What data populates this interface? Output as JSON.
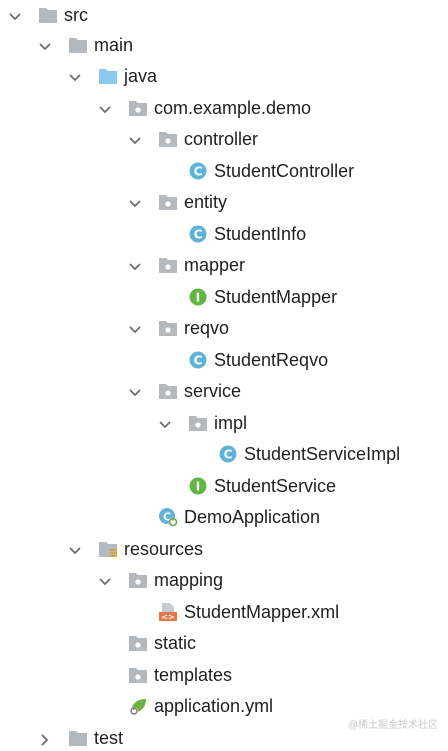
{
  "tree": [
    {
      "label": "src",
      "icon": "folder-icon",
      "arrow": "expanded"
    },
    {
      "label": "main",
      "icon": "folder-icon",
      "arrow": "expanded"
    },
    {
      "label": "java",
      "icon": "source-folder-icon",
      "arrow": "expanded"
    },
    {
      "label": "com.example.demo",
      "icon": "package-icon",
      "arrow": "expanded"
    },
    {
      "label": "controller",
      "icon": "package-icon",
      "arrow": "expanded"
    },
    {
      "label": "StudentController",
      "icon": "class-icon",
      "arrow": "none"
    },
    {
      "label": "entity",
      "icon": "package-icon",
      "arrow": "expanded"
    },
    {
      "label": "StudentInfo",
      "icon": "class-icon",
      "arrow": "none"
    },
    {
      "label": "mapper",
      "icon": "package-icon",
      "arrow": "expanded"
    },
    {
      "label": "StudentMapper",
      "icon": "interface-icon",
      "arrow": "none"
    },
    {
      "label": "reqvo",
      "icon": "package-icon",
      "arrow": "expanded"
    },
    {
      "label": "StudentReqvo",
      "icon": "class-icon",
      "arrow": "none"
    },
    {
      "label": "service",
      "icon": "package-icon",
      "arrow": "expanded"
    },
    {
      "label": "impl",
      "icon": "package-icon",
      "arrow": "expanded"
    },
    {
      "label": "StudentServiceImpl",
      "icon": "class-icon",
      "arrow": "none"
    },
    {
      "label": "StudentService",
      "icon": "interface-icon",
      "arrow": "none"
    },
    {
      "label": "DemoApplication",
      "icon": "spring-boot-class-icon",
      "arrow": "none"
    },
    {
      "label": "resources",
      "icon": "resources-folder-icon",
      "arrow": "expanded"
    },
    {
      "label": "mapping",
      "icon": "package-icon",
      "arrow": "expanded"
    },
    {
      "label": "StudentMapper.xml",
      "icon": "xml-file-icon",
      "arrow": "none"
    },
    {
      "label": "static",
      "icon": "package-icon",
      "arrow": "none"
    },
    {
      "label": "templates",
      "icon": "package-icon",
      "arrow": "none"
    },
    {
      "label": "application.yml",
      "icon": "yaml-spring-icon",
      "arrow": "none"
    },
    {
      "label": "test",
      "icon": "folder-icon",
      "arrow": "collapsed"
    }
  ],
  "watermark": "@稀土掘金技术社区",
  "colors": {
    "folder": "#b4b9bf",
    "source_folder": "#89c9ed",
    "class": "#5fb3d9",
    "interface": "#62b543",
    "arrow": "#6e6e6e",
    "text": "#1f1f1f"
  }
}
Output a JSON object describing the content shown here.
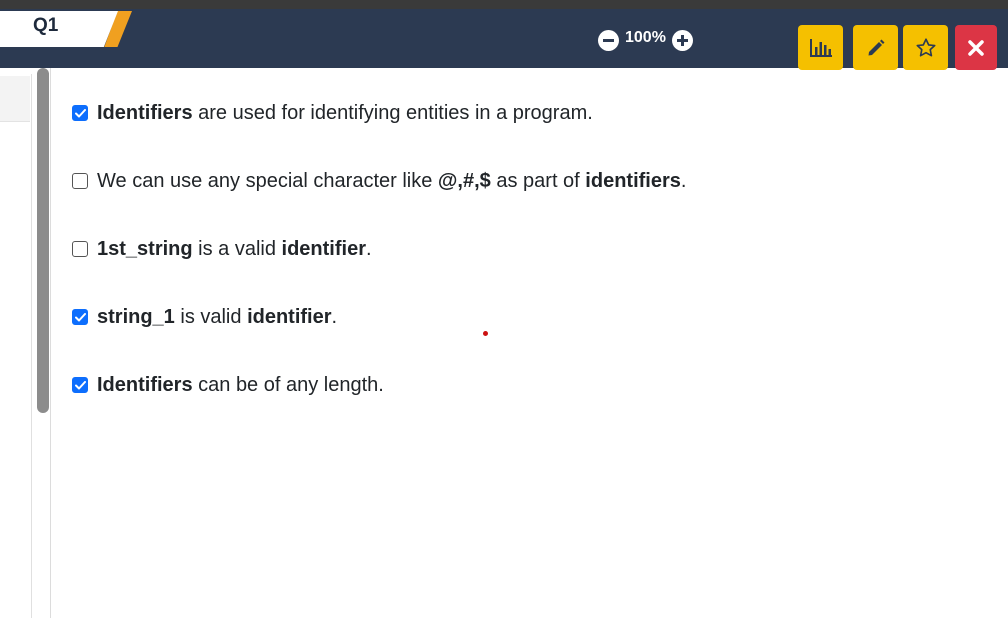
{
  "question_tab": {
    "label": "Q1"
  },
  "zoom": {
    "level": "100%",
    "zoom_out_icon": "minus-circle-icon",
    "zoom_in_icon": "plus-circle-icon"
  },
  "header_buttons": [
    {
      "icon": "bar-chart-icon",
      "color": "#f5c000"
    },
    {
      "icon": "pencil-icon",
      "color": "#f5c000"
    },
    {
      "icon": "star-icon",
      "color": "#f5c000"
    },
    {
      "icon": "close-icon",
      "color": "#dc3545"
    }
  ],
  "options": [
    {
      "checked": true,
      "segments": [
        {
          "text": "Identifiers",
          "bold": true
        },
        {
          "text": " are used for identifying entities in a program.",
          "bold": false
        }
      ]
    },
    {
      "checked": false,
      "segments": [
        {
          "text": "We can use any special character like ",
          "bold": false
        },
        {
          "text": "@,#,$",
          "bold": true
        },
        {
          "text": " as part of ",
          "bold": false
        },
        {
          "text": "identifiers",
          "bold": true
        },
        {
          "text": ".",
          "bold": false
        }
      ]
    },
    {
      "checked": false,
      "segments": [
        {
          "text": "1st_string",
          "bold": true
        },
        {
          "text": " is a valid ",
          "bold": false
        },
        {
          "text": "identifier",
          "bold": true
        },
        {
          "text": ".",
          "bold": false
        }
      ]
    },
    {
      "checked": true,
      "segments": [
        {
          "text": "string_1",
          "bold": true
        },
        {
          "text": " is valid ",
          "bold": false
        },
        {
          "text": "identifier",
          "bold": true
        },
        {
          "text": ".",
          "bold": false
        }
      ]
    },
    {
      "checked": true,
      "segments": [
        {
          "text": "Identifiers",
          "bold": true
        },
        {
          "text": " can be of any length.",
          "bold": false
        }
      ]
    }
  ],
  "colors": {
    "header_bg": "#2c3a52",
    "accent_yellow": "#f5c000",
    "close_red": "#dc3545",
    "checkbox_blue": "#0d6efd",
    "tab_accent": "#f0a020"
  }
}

☆ ☆ ☆ ☆ ☆

* WORK TO BE COMPLETED:
Every line of the listing that holds "interface" should be found and copied.

* RESULT BELOW:
What data populates this interface? Output as JSON.
      "icon": "interface-icon",
      "icon": "interface-icon",
    "interface": "#62b543",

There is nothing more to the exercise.